SHORT PROBLEM:
Tally the lines below that contain the word "bottom", and give only that number.

## BEGIN

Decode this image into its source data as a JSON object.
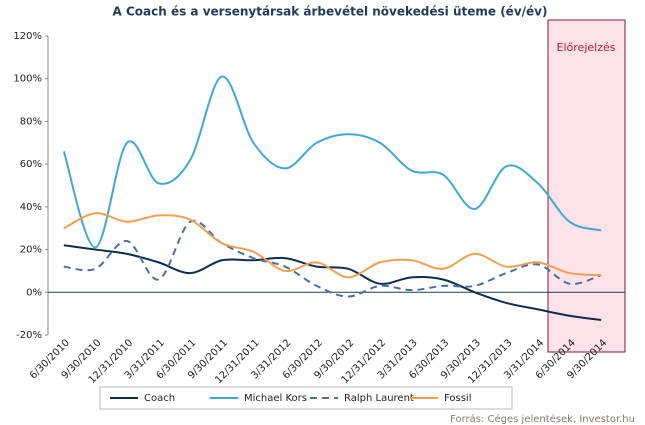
{
  "chart_data": {
    "type": "line",
    "title": "A Coach és a versenytársak árbevétel növekedési üteme (év/év)",
    "categories": [
      "6/30/2010",
      "9/30/2010",
      "12/31/2010",
      "3/31/2011",
      "6/30/2011",
      "9/30/2011",
      "12/31/2011",
      "3/31/2012",
      "6/30/2012",
      "9/30/2012",
      "12/31/2012",
      "3/31/2013",
      "6/30/2013",
      "9/30/2013",
      "12/31/2013",
      "3/31/2014",
      "6/30/2014",
      "9/30/2014"
    ],
    "series": [
      {
        "name": "Coach",
        "color": "#0d2d4f",
        "dash": false,
        "values": [
          22,
          20,
          18,
          14,
          9,
          15,
          15,
          16,
          12,
          11,
          4,
          7,
          6,
          0,
          -5,
          -8,
          -11,
          -13
        ]
      },
      {
        "name": "Michael Kors",
        "color": "#3fa9d4",
        "dash": false,
        "values": [
          66,
          21,
          70,
          51,
          62,
          101,
          70,
          58,
          70,
          74,
          70,
          57,
          55,
          39,
          59,
          51,
          33,
          29
        ]
      },
      {
        "name": "Ralph Laurent",
        "color": "#4a6fa5",
        "dash": true,
        "values": [
          12,
          11,
          24,
          6,
          33,
          23,
          16,
          12,
          3,
          -2,
          3,
          1,
          3,
          3,
          9,
          13,
          4,
          8
        ]
      },
      {
        "name": "Fossil",
        "color": "#f0a050",
        "dash": false,
        "values": [
          30,
          37,
          33,
          36,
          34,
          23,
          19,
          10,
          14,
          7,
          14,
          15,
          11,
          18,
          12,
          14,
          9,
          8
        ]
      }
    ],
    "ylim": [
      -20,
      120
    ],
    "yticks": [
      {
        "value": -20,
        "label": "-20%"
      },
      {
        "value": 0,
        "label": "0%"
      },
      {
        "value": 20,
        "label": "20%"
      },
      {
        "value": 40,
        "label": "40%"
      },
      {
        "value": 60,
        "label": "60%"
      },
      {
        "value": 80,
        "label": "80%"
      },
      {
        "value": 100,
        "label": "100%"
      },
      {
        "value": 120,
        "label": "120%"
      }
    ],
    "annotation": "Előrejelzés",
    "source": "Forrás: Céges jelentések, Investor.hu"
  }
}
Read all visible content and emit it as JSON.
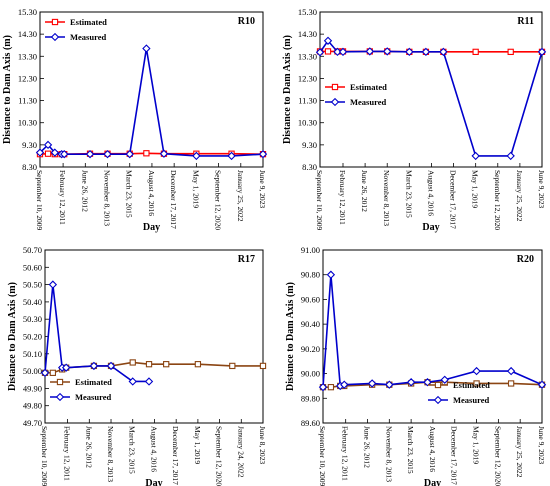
{
  "chart_data": [
    {
      "type": "line",
      "title": "R10",
      "xlabel": "Day",
      "ylabel": "Distance to Dam Axis (m)",
      "ylim": [
        8.3,
        15.3
      ],
      "yticks": [
        "8.30",
        "9.30",
        "10.30",
        "11.30",
        "12.30",
        "13.30",
        "14.30",
        "15.30"
      ],
      "xticks": [
        {
          "label": "September 10, 2009",
          "date": "2009-09-10"
        },
        {
          "label": "February 12, 2011",
          "date": "2011-02-12"
        },
        {
          "label": "June 26, 2012",
          "date": "2012-06-26"
        },
        {
          "label": "November 8, 2013",
          "date": "2013-11-08"
        },
        {
          "label": "March 23, 2015",
          "date": "2015-03-23"
        },
        {
          "label": "August 4, 2016",
          "date": "2016-08-04"
        },
        {
          "label": "December 17, 2017",
          "date": "2017-12-17"
        },
        {
          "label": "May 1, 2019",
          "date": "2019-05-01"
        },
        {
          "label": "September 12, 2020",
          "date": "2020-09-12"
        },
        {
          "label": "January 25, 2022",
          "date": "2022-01-25"
        },
        {
          "label": "June 9, 2023",
          "date": "2023-06-09"
        }
      ],
      "xlim": [
        "2009-09-10",
        "2023-06-09"
      ],
      "legend_position": "top-left",
      "series": [
        {
          "name": "Estimated",
          "color": "#ff0000",
          "marker": "square",
          "points": [
            {
              "x": "2009-09-10",
              "y": 8.88
            },
            {
              "x": "2010-03-10",
              "y": 8.9
            },
            {
              "x": "2010-08-10",
              "y": 8.88
            },
            {
              "x": "2011-01-10",
              "y": 8.88
            },
            {
              "x": "2011-03-10",
              "y": 8.88
            },
            {
              "x": "2012-10-10",
              "y": 8.9
            },
            {
              "x": "2013-11-08",
              "y": 8.9
            },
            {
              "x": "2015-03-23",
              "y": 8.9
            },
            {
              "x": "2016-04-01",
              "y": 8.92
            },
            {
              "x": "2017-05-01",
              "y": 8.9
            },
            {
              "x": "2019-05-01",
              "y": 8.9
            },
            {
              "x": "2021-07-01",
              "y": 8.9
            },
            {
              "x": "2023-06-09",
              "y": 8.88
            }
          ]
        },
        {
          "name": "Measured",
          "color": "#0000cc",
          "marker": "diamond",
          "points": [
            {
              "x": "2009-09-10",
              "y": 8.95
            },
            {
              "x": "2010-03-10",
              "y": 9.3
            },
            {
              "x": "2010-08-10",
              "y": 8.95
            },
            {
              "x": "2011-01-10",
              "y": 8.88
            },
            {
              "x": "2011-03-10",
              "y": 8.88
            },
            {
              "x": "2012-10-10",
              "y": 8.88
            },
            {
              "x": "2013-11-08",
              "y": 8.88
            },
            {
              "x": "2015-03-23",
              "y": 8.88
            },
            {
              "x": "2016-04-01",
              "y": 13.65
            },
            {
              "x": "2017-05-01",
              "y": 8.9
            },
            {
              "x": "2019-05-01",
              "y": 8.8
            },
            {
              "x": "2021-07-01",
              "y": 8.8
            },
            {
              "x": "2023-06-09",
              "y": 8.88
            }
          ]
        }
      ]
    },
    {
      "type": "line",
      "title": "R11",
      "xlabel": "Day",
      "ylabel": "Distance to Dam Axis (m)",
      "ylim": [
        8.3,
        15.3
      ],
      "yticks": [
        "8.30",
        "9.30",
        "10.30",
        "11.30",
        "12.30",
        "13.30",
        "14.30",
        "15.30"
      ],
      "xticks": [
        {
          "label": "September 10, 2009",
          "date": "2009-09-10"
        },
        {
          "label": "February 12, 2011",
          "date": "2011-02-12"
        },
        {
          "label": "June 26, 2012",
          "date": "2012-06-26"
        },
        {
          "label": "November 8, 2013",
          "date": "2013-11-08"
        },
        {
          "label": "March 23, 2015",
          "date": "2015-03-23"
        },
        {
          "label": "August 4, 2016",
          "date": "2016-08-04"
        },
        {
          "label": "December 17, 2017",
          "date": "2017-12-17"
        },
        {
          "label": "May 1, 2019",
          "date": "2019-05-01"
        },
        {
          "label": "September 12, 2020",
          "date": "2020-09-12"
        },
        {
          "label": "January 25, 2022",
          "date": "2022-01-25"
        },
        {
          "label": "June 9, 2023",
          "date": "2023-06-09"
        }
      ],
      "xlim": [
        "2009-09-10",
        "2023-06-09"
      ],
      "legend_position": "center-left",
      "series": [
        {
          "name": "Estimated",
          "color": "#ff0000",
          "marker": "square",
          "points": [
            {
              "x": "2009-09-10",
              "y": 13.52
            },
            {
              "x": "2010-03-10",
              "y": 13.52
            },
            {
              "x": "2010-10-10",
              "y": 13.52
            },
            {
              "x": "2011-02-12",
              "y": 13.52
            },
            {
              "x": "2012-10-10",
              "y": 13.52
            },
            {
              "x": "2013-11-08",
              "y": 13.52
            },
            {
              "x": "2015-03-23",
              "y": 13.5
            },
            {
              "x": "2016-04-01",
              "y": 13.5
            },
            {
              "x": "2017-05-01",
              "y": 13.5
            },
            {
              "x": "2019-05-01",
              "y": 13.5
            },
            {
              "x": "2021-07-01",
              "y": 13.5
            },
            {
              "x": "2023-06-09",
              "y": 13.5
            }
          ]
        },
        {
          "name": "Measured",
          "color": "#0000cc",
          "marker": "diamond",
          "points": [
            {
              "x": "2009-09-10",
              "y": 13.48
            },
            {
              "x": "2010-03-10",
              "y": 14.0
            },
            {
              "x": "2010-10-10",
              "y": 13.5
            },
            {
              "x": "2011-02-12",
              "y": 13.5
            },
            {
              "x": "2012-10-10",
              "y": 13.52
            },
            {
              "x": "2013-11-08",
              "y": 13.52
            },
            {
              "x": "2015-03-23",
              "y": 13.5
            },
            {
              "x": "2016-04-01",
              "y": 13.5
            },
            {
              "x": "2017-05-01",
              "y": 13.5
            },
            {
              "x": "2019-05-01",
              "y": 8.8
            },
            {
              "x": "2021-07-01",
              "y": 8.8
            },
            {
              "x": "2023-06-09",
              "y": 13.5
            }
          ]
        }
      ]
    },
    {
      "type": "line",
      "title": "R17",
      "xlabel": "Day",
      "ylabel": "Distance to Dam Axis (m)",
      "ylim": [
        49.7,
        50.7
      ],
      "yticks": [
        "49.70",
        "49.80",
        "49.90",
        "50.00",
        "50.10",
        "50.20",
        "50.30",
        "50.40",
        "50.50",
        "50.60",
        "50.70"
      ],
      "xticks": [
        {
          "label": "September 10, 2009",
          "date": "2009-09-10"
        },
        {
          "label": "February 12, 2011",
          "date": "2011-02-12"
        },
        {
          "label": "June 26, 2012",
          "date": "2012-06-26"
        },
        {
          "label": "November 8, 2013",
          "date": "2013-11-08"
        },
        {
          "label": "March 23, 2015",
          "date": "2015-03-23"
        },
        {
          "label": "August 4, 2016",
          "date": "2016-08-04"
        },
        {
          "label": "December 17, 2017",
          "date": "2017-12-17"
        },
        {
          "label": "May 1, 2019",
          "date": "2019-05-01"
        },
        {
          "label": "September 12, 2020",
          "date": "2020-09-12"
        },
        {
          "label": "January 24, 2022",
          "date": "2022-01-24"
        },
        {
          "label": "June 8, 2023",
          "date": "2023-06-08"
        }
      ],
      "xlim": [
        "2009-09-10",
        "2023-06-08"
      ],
      "legend_position": "bottom-left",
      "series": [
        {
          "name": "Estimated",
          "color": "#8b4513",
          "marker": "square",
          "points": [
            {
              "x": "2009-09-10",
              "y": 49.99
            },
            {
              "x": "2010-03-10",
              "y": 49.99
            },
            {
              "x": "2010-10-10",
              "y": 50.01
            },
            {
              "x": "2011-01-10",
              "y": 50.02
            },
            {
              "x": "2012-10-10",
              "y": 50.03
            },
            {
              "x": "2013-11-08",
              "y": 50.03
            },
            {
              "x": "2015-03-23",
              "y": 50.05
            },
            {
              "x": "2016-04-01",
              "y": 50.04
            },
            {
              "x": "2017-05-01",
              "y": 50.04
            },
            {
              "x": "2019-05-01",
              "y": 50.04
            },
            {
              "x": "2021-07-01",
              "y": 50.03
            },
            {
              "x": "2023-06-08",
              "y": 50.03
            }
          ]
        },
        {
          "name": "Measured",
          "color": "#0000cc",
          "marker": "diamond",
          "points": [
            {
              "x": "2009-09-10",
              "y": 49.99
            },
            {
              "x": "2010-03-10",
              "y": 50.5
            },
            {
              "x": "2010-10-10",
              "y": 50.02
            },
            {
              "x": "2011-01-10",
              "y": 50.02
            },
            {
              "x": "2012-10-10",
              "y": 50.03
            },
            {
              "x": "2013-11-08",
              "y": 50.03
            },
            {
              "x": "2015-03-23",
              "y": 49.94
            },
            {
              "x": "2016-04-01",
              "y": 49.94
            }
          ]
        }
      ]
    },
    {
      "type": "line",
      "title": "R20",
      "xlabel": "Day",
      "ylabel": "Distance to Dam Axis (m)",
      "ylim": [
        89.6,
        91.0
      ],
      "yticks": [
        "89.60",
        "89.80",
        "90.00",
        "90.20",
        "90.40",
        "90.60",
        "90.80",
        "91.00"
      ],
      "xticks": [
        {
          "label": "September 10, 2009",
          "date": "2009-09-10"
        },
        {
          "label": "February 12, 2011",
          "date": "2011-02-12"
        },
        {
          "label": "June 26, 2012",
          "date": "2012-06-26"
        },
        {
          "label": "November 8, 2013",
          "date": "2013-11-08"
        },
        {
          "label": "March 23, 2015",
          "date": "2015-03-23"
        },
        {
          "label": "August 4, 2016",
          "date": "2016-08-04"
        },
        {
          "label": "December 17, 2017",
          "date": "2017-12-17"
        },
        {
          "label": "May 1, 2019",
          "date": "2019-05-01"
        },
        {
          "label": "September 12, 2020",
          "date": "2020-09-12"
        },
        {
          "label": "January 25, 2022",
          "date": "2022-01-25"
        },
        {
          "label": "June 9, 2023",
          "date": "2023-06-09"
        }
      ],
      "xlim": [
        "2009-09-10",
        "2023-06-09"
      ],
      "legend_position": "bottom-right",
      "series": [
        {
          "name": "Estimated",
          "color": "#8b4513",
          "marker": "square",
          "points": [
            {
              "x": "2009-09-10",
              "y": 89.89
            },
            {
              "x": "2010-03-10",
              "y": 89.89
            },
            {
              "x": "2010-10-10",
              "y": 89.9
            },
            {
              "x": "2011-01-10",
              "y": 89.9
            },
            {
              "x": "2012-10-10",
              "y": 89.91
            },
            {
              "x": "2013-11-08",
              "y": 89.91
            },
            {
              "x": "2015-03-23",
              "y": 89.92
            },
            {
              "x": "2016-04-01",
              "y": 89.93
            },
            {
              "x": "2017-05-01",
              "y": 89.93
            },
            {
              "x": "2019-05-01",
              "y": 89.92
            },
            {
              "x": "2021-07-01",
              "y": 89.92
            },
            {
              "x": "2023-06-09",
              "y": 89.91
            }
          ]
        },
        {
          "name": "Measured",
          "color": "#0000cc",
          "marker": "diamond",
          "points": [
            {
              "x": "2009-09-10",
              "y": 89.89
            },
            {
              "x": "2010-03-10",
              "y": 90.8
            },
            {
              "x": "2010-10-10",
              "y": 89.9
            },
            {
              "x": "2011-01-10",
              "y": 89.91
            },
            {
              "x": "2012-10-10",
              "y": 89.92
            },
            {
              "x": "2013-11-08",
              "y": 89.91
            },
            {
              "x": "2015-03-23",
              "y": 89.93
            },
            {
              "x": "2016-04-01",
              "y": 89.93
            },
            {
              "x": "2017-05-01",
              "y": 89.95
            },
            {
              "x": "2019-05-01",
              "y": 90.02
            },
            {
              "x": "2021-07-01",
              "y": 90.02
            },
            {
              "x": "2023-06-09",
              "y": 89.91
            }
          ]
        }
      ]
    }
  ]
}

## END

REPLY TO THE TASK:
2